## start

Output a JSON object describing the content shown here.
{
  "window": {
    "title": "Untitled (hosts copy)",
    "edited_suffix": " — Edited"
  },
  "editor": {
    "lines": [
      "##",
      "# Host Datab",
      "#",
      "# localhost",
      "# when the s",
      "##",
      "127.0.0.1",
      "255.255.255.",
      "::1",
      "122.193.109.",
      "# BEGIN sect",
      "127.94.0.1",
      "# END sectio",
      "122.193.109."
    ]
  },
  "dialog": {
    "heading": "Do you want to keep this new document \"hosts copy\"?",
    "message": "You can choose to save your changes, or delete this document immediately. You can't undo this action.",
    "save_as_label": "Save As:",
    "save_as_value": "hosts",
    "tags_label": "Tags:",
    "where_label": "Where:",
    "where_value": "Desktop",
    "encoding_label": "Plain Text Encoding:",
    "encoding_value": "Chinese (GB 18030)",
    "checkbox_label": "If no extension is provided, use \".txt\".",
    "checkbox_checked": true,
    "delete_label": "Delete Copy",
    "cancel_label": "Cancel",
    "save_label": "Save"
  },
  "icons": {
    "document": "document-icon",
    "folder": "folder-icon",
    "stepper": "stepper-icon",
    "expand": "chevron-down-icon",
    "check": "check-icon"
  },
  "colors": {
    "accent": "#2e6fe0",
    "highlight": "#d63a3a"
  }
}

## end

Write out each line of the data above again, exactly as given.

Response to this exercise:
Output a JSON object describing the content shown here.
{
  "window": {
    "title": "Untitled (hosts copy)",
    "edited_suffix": " — Edited"
  },
  "editor": {
    "lines": [
      "##",
      "# Host Datab",
      "#",
      "# localhost",
      "# when the s",
      "##",
      "127.0.0.1",
      "255.255.255.",
      "::1",
      "122.193.109.",
      "# BEGIN sect",
      "127.94.0.1",
      "# END sectio",
      "122.193.109."
    ]
  },
  "dialog": {
    "heading": "Do you want to keep this new document \"hosts copy\"?",
    "message": "You can choose to save your changes, or delete this document immediately. You can't undo this action.",
    "save_as_label": "Save As:",
    "save_as_value": "hosts",
    "tags_label": "Tags:",
    "where_label": "Where:",
    "where_value": "Desktop",
    "encoding_label": "Plain Text Encoding:",
    "encoding_value": "Chinese (GB 18030)",
    "checkbox_label": "If no extension is provided, use \".txt\".",
    "checkbox_checked": true,
    "delete_label": "Delete Copy",
    "cancel_label": "Cancel",
    "save_label": "Save"
  },
  "icons": {
    "document": "document-icon",
    "folder": "folder-icon",
    "stepper": "stepper-icon",
    "expand": "chevron-down-icon",
    "check": "check-icon"
  },
  "colors": {
    "accent": "#2e6fe0",
    "highlight": "#d63a3a"
  }
}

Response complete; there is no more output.